● Task input:
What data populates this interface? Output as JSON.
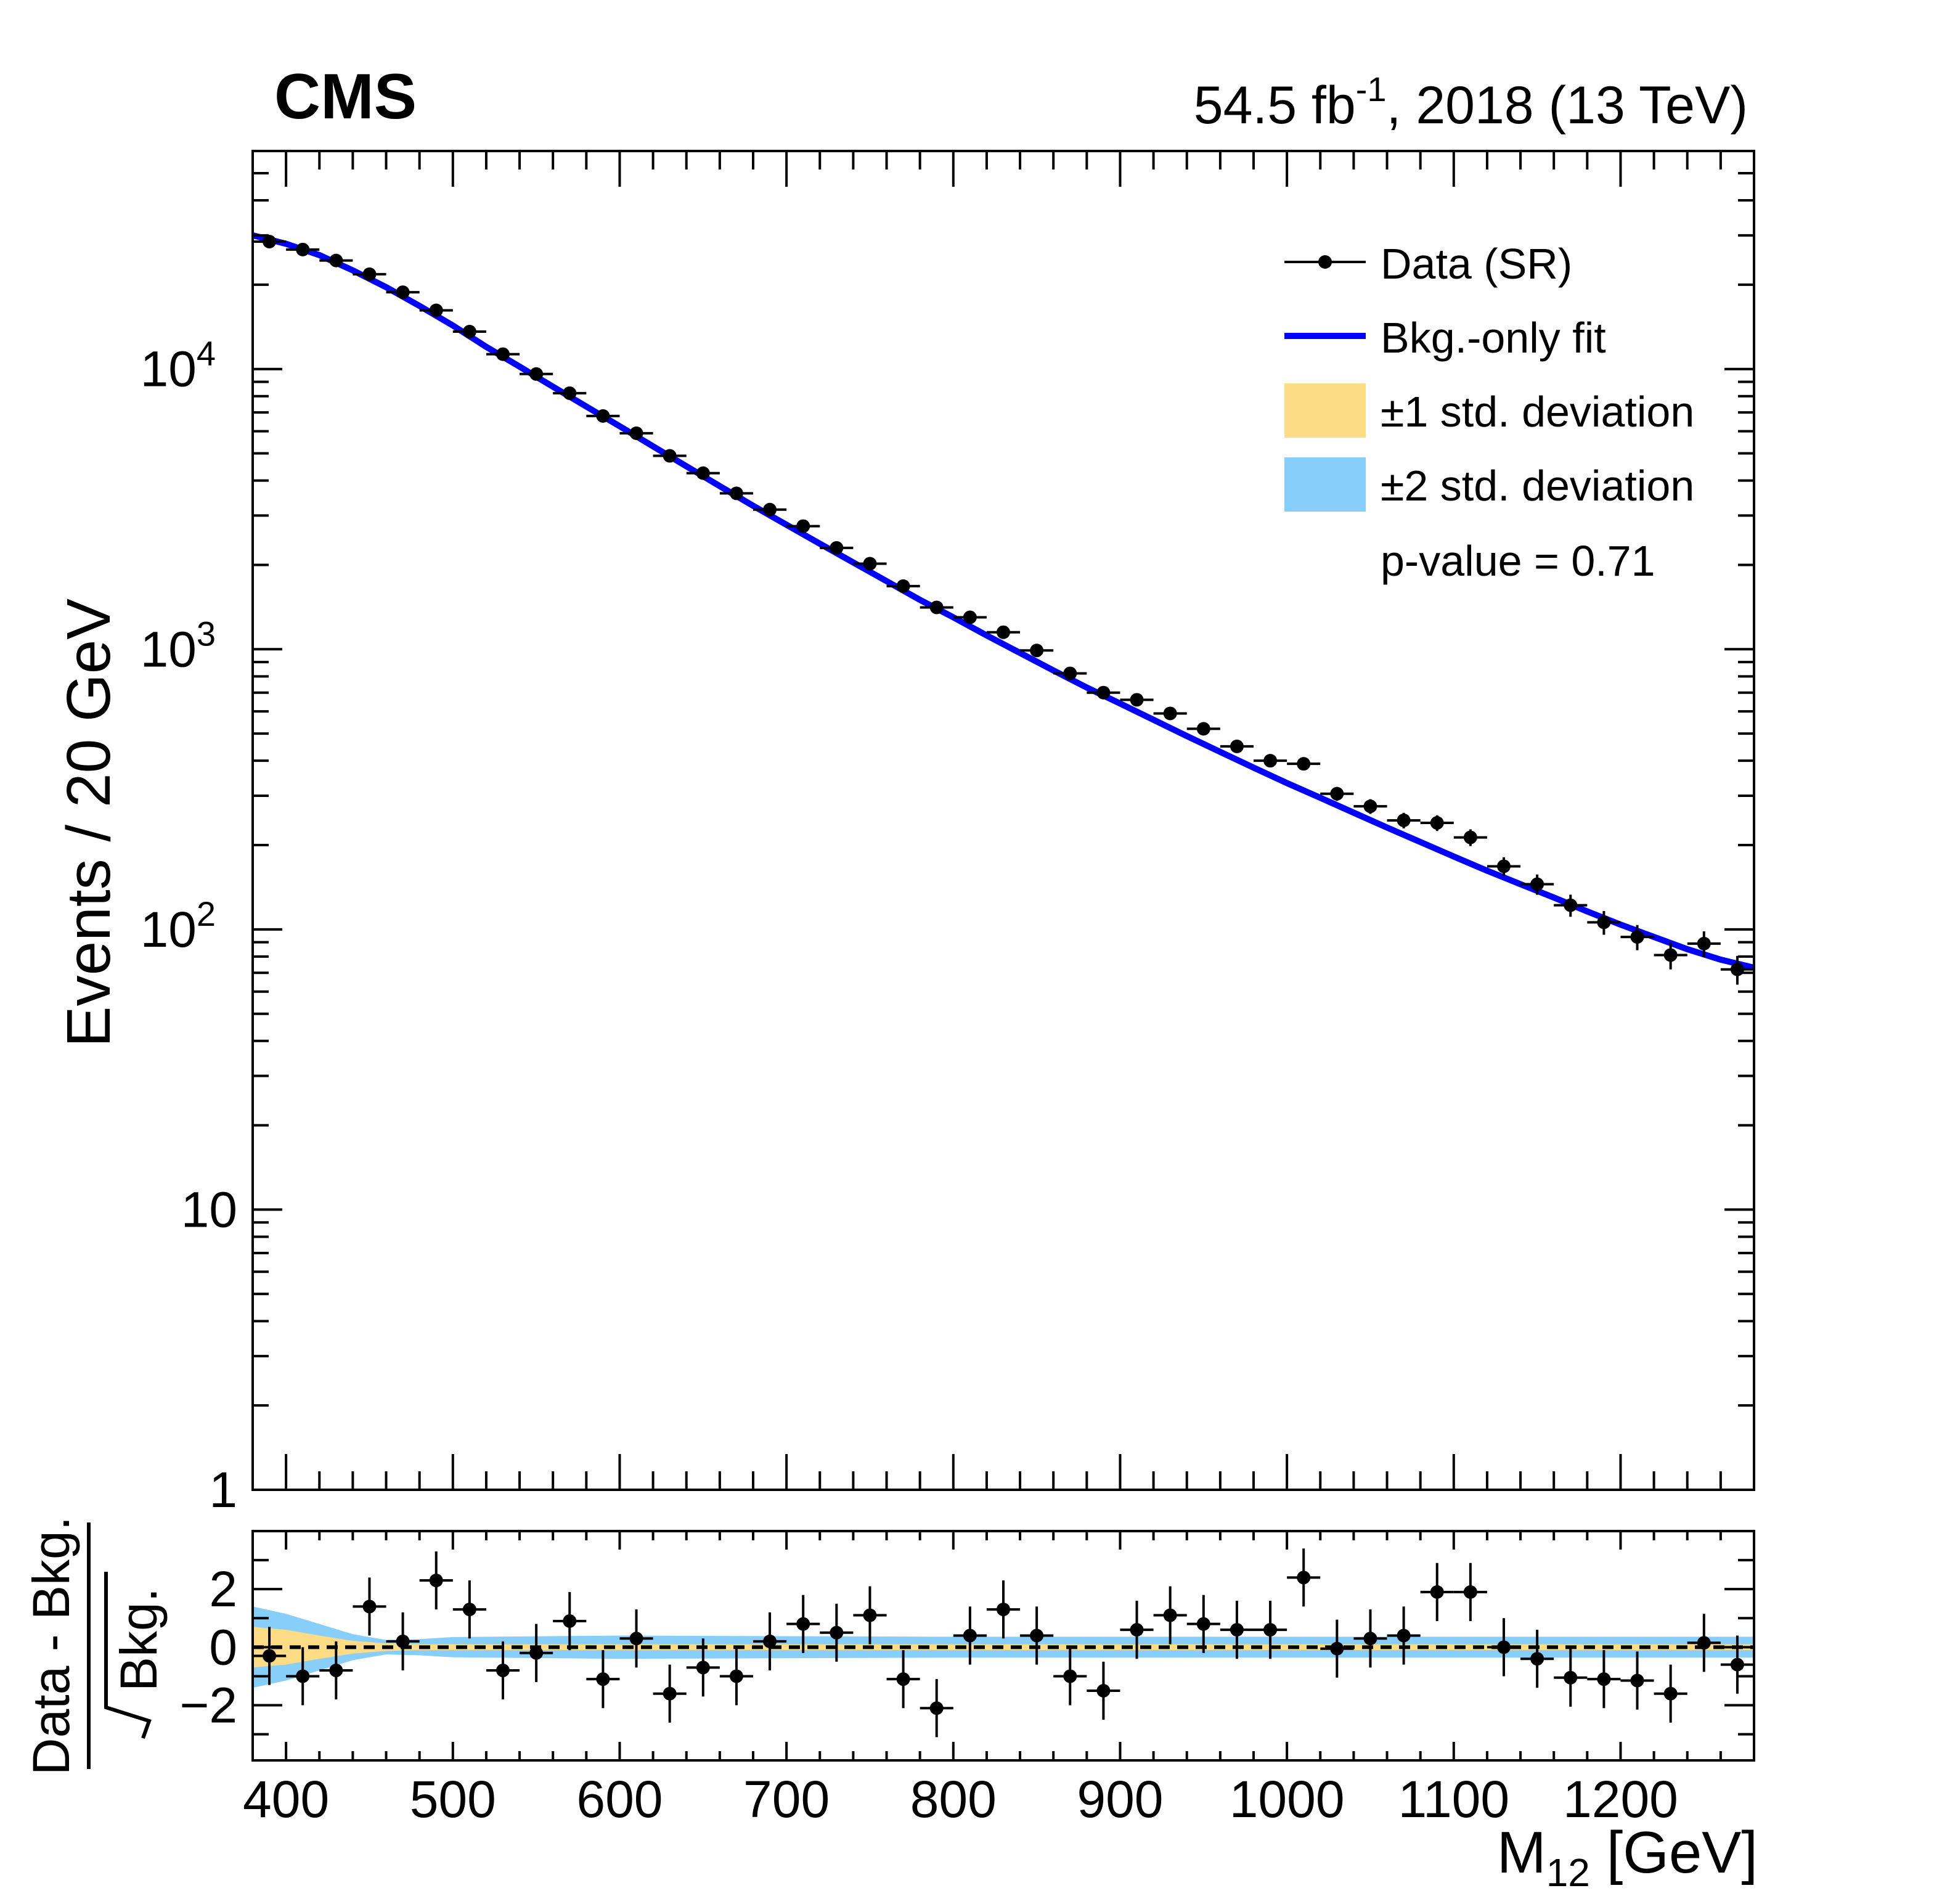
{
  "header": {
    "experiment": "CMS",
    "lumi_prefix": "54.5 fb",
    "lumi_exp": "-1",
    "lumi_suffix": ", 2018 (13 TeV)"
  },
  "legend": {
    "data": "Data (SR)",
    "fit": "Bkg.-only fit",
    "band1": "±1 std. deviation",
    "band2": "±2 std. deviation",
    "pvalue": "p-value = 0.71"
  },
  "colors": {
    "data": "#000000",
    "fit": "#0000ff",
    "band1": "#fddc86",
    "band2": "#87cefa"
  },
  "chart_data": [
    {
      "type": "scatter",
      "log_y": true,
      "ylabel": "Events / 20 GeV",
      "xlim": [
        380,
        1280
      ],
      "ylim": [
        1,
        60000
      ],
      "ytick_labels": [
        "1",
        "10",
        "10",
        "10",
        "10"
      ],
      "ytick_exps": [
        "",
        "",
        "2",
        "3",
        "4"
      ],
      "series": [
        {
          "name": "Data (SR)",
          "kind": "points",
          "x_halfwidth": 10,
          "x": [
            390,
            410,
            430,
            450,
            470,
            490,
            510,
            530,
            550,
            570,
            590,
            610,
            630,
            650,
            670,
            690,
            710,
            730,
            750,
            770,
            790,
            810,
            830,
            850,
            870,
            890,
            910,
            930,
            950,
            970,
            990,
            1010,
            1030,
            1050,
            1070,
            1090,
            1110,
            1130,
            1150,
            1170,
            1190,
            1210,
            1230,
            1250,
            1270
          ],
          "y": [
            28500,
            26700,
            24400,
            21800,
            18800,
            16200,
            13600,
            11300,
            9600,
            8200,
            6800,
            5900,
            4900,
            4250,
            3600,
            3150,
            2750,
            2300,
            2020,
            1680,
            1410,
            1300,
            1150,
            990,
            820,
            700,
            660,
            590,
            520,
            450,
            400,
            390,
            305,
            275,
            245,
            240,
            213,
            168,
            145,
            122,
            106,
            94,
            81,
            89,
            72
          ]
        },
        {
          "name": "Bkg.-only fit",
          "kind": "line",
          "x": [
            380,
            400,
            420,
            440,
            460,
            480,
            500,
            520,
            540,
            560,
            580,
            600,
            620,
            640,
            660,
            680,
            700,
            720,
            740,
            760,
            780,
            800,
            820,
            840,
            860,
            880,
            900,
            920,
            940,
            960,
            980,
            1000,
            1020,
            1040,
            1060,
            1080,
            1100,
            1120,
            1140,
            1160,
            1180,
            1200,
            1220,
            1240,
            1260,
            1280
          ],
          "y": [
            30000,
            28000,
            25500,
            22500,
            19600,
            16800,
            14300,
            12000,
            10200,
            8650,
            7350,
            6250,
            5300,
            4500,
            3820,
            3250,
            2780,
            2380,
            2040,
            1750,
            1500,
            1300,
            1120,
            970,
            840,
            730,
            640,
            560,
            490,
            430,
            378,
            333,
            295,
            261,
            231,
            205,
            182,
            162,
            145,
            130,
            116,
            104,
            94,
            85,
            78,
            73
          ]
        }
      ]
    },
    {
      "type": "scatter",
      "ylabel": "Data - Bkg. / √Bkg.",
      "ylabel_num": "Data - Bkg.",
      "ylabel_den": "Bkg.",
      "xlabel": "M",
      "xlabel_sub": "12",
      "xlabel_unit": " [GeV]",
      "xlim": [
        380,
        1280
      ],
      "ylim": [
        -3.9,
        4.0
      ],
      "xtick_labels": [
        "400",
        "500",
        "600",
        "700",
        "800",
        "900",
        "1000",
        "1100",
        "1200"
      ],
      "ytick_labels": [
        "−2",
        "0",
        "2"
      ],
      "bands": {
        "x": [
          380,
          400,
          420,
          440,
          460,
          480,
          500,
          600,
          700,
          800,
          900,
          1000,
          1100,
          1200,
          1280
        ],
        "one_sigma": [
          0.7,
          0.6,
          0.4,
          0.22,
          0.13,
          0.1,
          0.1,
          0.1,
          0.1,
          0.1,
          0.1,
          0.1,
          0.1,
          0.1,
          0.1
        ],
        "two_sigma": [
          1.4,
          1.15,
          0.8,
          0.45,
          0.25,
          0.28,
          0.35,
          0.4,
          0.38,
          0.36,
          0.36,
          0.36,
          0.36,
          0.36,
          0.36
        ]
      },
      "series": [
        {
          "name": "Data (SR)",
          "x": [
            390,
            410,
            430,
            450,
            470,
            490,
            510,
            530,
            550,
            570,
            590,
            610,
            630,
            650,
            670,
            690,
            710,
            730,
            750,
            770,
            790,
            810,
            830,
            850,
            870,
            890,
            910,
            930,
            950,
            970,
            990,
            1010,
            1030,
            1050,
            1070,
            1090,
            1110,
            1130,
            1150,
            1170,
            1190,
            1210,
            1230,
            1250,
            1270
          ],
          "y": [
            -0.3,
            -1.0,
            -0.8,
            1.4,
            0.2,
            2.3,
            1.3,
            -0.8,
            -0.2,
            0.9,
            -1.1,
            0.3,
            -1.6,
            -0.7,
            -1.0,
            0.2,
            0.8,
            0.5,
            1.1,
            -1.1,
            -2.1,
            0.4,
            1.3,
            0.4,
            -1.0,
            -1.5,
            0.6,
            1.1,
            0.8,
            0.6,
            0.6,
            2.4,
            -0.05,
            0.3,
            0.4,
            1.9,
            1.9,
            0.0,
            -0.4,
            -1.05,
            -1.1,
            -1.15,
            -1.6,
            0.15,
            -0.6
          ],
          "yerr": 1.0
        }
      ]
    }
  ]
}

● Task prompt: Transcribe all the lines above exactly, apart from the pictures.

● Exercise output:
What data populates this interface? Output as JSON.
{
  "header": {
    "experiment": "CMS",
    "lumi_prefix": "54.5 fb",
    "lumi_exp": "-1",
    "lumi_suffix": ", 2018 (13 TeV)"
  },
  "legend": {
    "data": "Data (SR)",
    "fit": "Bkg.-only fit",
    "band1": "±1 std. deviation",
    "band2": "±2 std. deviation",
    "pvalue": "p-value = 0.71"
  },
  "colors": {
    "data": "#000000",
    "fit": "#0000ff",
    "band1": "#fddc86",
    "band2": "#87cefa"
  },
  "chart_data": [
    {
      "type": "scatter",
      "log_y": true,
      "ylabel": "Events / 20 GeV",
      "xlim": [
        380,
        1280
      ],
      "ylim": [
        1,
        60000
      ],
      "ytick_labels": [
        "1",
        "10",
        "10",
        "10",
        "10"
      ],
      "ytick_exps": [
        "",
        "",
        "2",
        "3",
        "4"
      ],
      "series": [
        {
          "name": "Data (SR)",
          "kind": "points",
          "x_halfwidth": 10,
          "x": [
            390,
            410,
            430,
            450,
            470,
            490,
            510,
            530,
            550,
            570,
            590,
            610,
            630,
            650,
            670,
            690,
            710,
            730,
            750,
            770,
            790,
            810,
            830,
            850,
            870,
            890,
            910,
            930,
            950,
            970,
            990,
            1010,
            1030,
            1050,
            1070,
            1090,
            1110,
            1130,
            1150,
            1170,
            1190,
            1210,
            1230,
            1250,
            1270
          ],
          "y": [
            28500,
            26700,
            24400,
            21800,
            18800,
            16200,
            13600,
            11300,
            9600,
            8200,
            6800,
            5900,
            4900,
            4250,
            3600,
            3150,
            2750,
            2300,
            2020,
            1680,
            1410,
            1300,
            1150,
            990,
            820,
            700,
            660,
            590,
            520,
            450,
            400,
            390,
            305,
            275,
            245,
            240,
            213,
            168,
            145,
            122,
            106,
            94,
            81,
            89,
            72
          ]
        },
        {
          "name": "Bkg.-only fit",
          "kind": "line",
          "x": [
            380,
            400,
            420,
            440,
            460,
            480,
            500,
            520,
            540,
            560,
            580,
            600,
            620,
            640,
            660,
            680,
            700,
            720,
            740,
            760,
            780,
            800,
            820,
            840,
            860,
            880,
            900,
            920,
            940,
            960,
            980,
            1000,
            1020,
            1040,
            1060,
            1080,
            1100,
            1120,
            1140,
            1160,
            1180,
            1200,
            1220,
            1240,
            1260,
            1280
          ],
          "y": [
            30000,
            28000,
            25500,
            22500,
            19600,
            16800,
            14300,
            12000,
            10200,
            8650,
            7350,
            6250,
            5300,
            4500,
            3820,
            3250,
            2780,
            2380,
            2040,
            1750,
            1500,
            1300,
            1120,
            970,
            840,
            730,
            640,
            560,
            490,
            430,
            378,
            333,
            295,
            261,
            231,
            205,
            182,
            162,
            145,
            130,
            116,
            104,
            94,
            85,
            78,
            73
          ]
        }
      ]
    },
    {
      "type": "scatter",
      "ylabel": "Data - Bkg. / √Bkg.",
      "ylabel_num": "Data - Bkg.",
      "ylabel_den": "Bkg.",
      "xlabel": "M",
      "xlabel_sub": "12",
      "xlabel_unit": " [GeV]",
      "xlim": [
        380,
        1280
      ],
      "ylim": [
        -3.9,
        4.0
      ],
      "xtick_labels": [
        "400",
        "500",
        "600",
        "700",
        "800",
        "900",
        "1000",
        "1100",
        "1200"
      ],
      "ytick_labels": [
        "−2",
        "0",
        "2"
      ],
      "bands": {
        "x": [
          380,
          400,
          420,
          440,
          460,
          480,
          500,
          600,
          700,
          800,
          900,
          1000,
          1100,
          1200,
          1280
        ],
        "one_sigma": [
          0.7,
          0.6,
          0.4,
          0.22,
          0.13,
          0.1,
          0.1,
          0.1,
          0.1,
          0.1,
          0.1,
          0.1,
          0.1,
          0.1,
          0.1
        ],
        "two_sigma": [
          1.4,
          1.15,
          0.8,
          0.45,
          0.25,
          0.28,
          0.35,
          0.4,
          0.38,
          0.36,
          0.36,
          0.36,
          0.36,
          0.36,
          0.36
        ]
      },
      "series": [
        {
          "name": "Data (SR)",
          "x": [
            390,
            410,
            430,
            450,
            470,
            490,
            510,
            530,
            550,
            570,
            590,
            610,
            630,
            650,
            670,
            690,
            710,
            730,
            750,
            770,
            790,
            810,
            830,
            850,
            870,
            890,
            910,
            930,
            950,
            970,
            990,
            1010,
            1030,
            1050,
            1070,
            1090,
            1110,
            1130,
            1150,
            1170,
            1190,
            1210,
            1230,
            1250,
            1270
          ],
          "y": [
            -0.3,
            -1.0,
            -0.8,
            1.4,
            0.2,
            2.3,
            1.3,
            -0.8,
            -0.2,
            0.9,
            -1.1,
            0.3,
            -1.6,
            -0.7,
            -1.0,
            0.2,
            0.8,
            0.5,
            1.1,
            -1.1,
            -2.1,
            0.4,
            1.3,
            0.4,
            -1.0,
            -1.5,
            0.6,
            1.1,
            0.8,
            0.6,
            0.6,
            2.4,
            -0.05,
            0.3,
            0.4,
            1.9,
            1.9,
            0.0,
            -0.4,
            -1.05,
            -1.1,
            -1.15,
            -1.6,
            0.15,
            -0.6
          ],
          "yerr": 1.0
        }
      ]
    }
  ]
}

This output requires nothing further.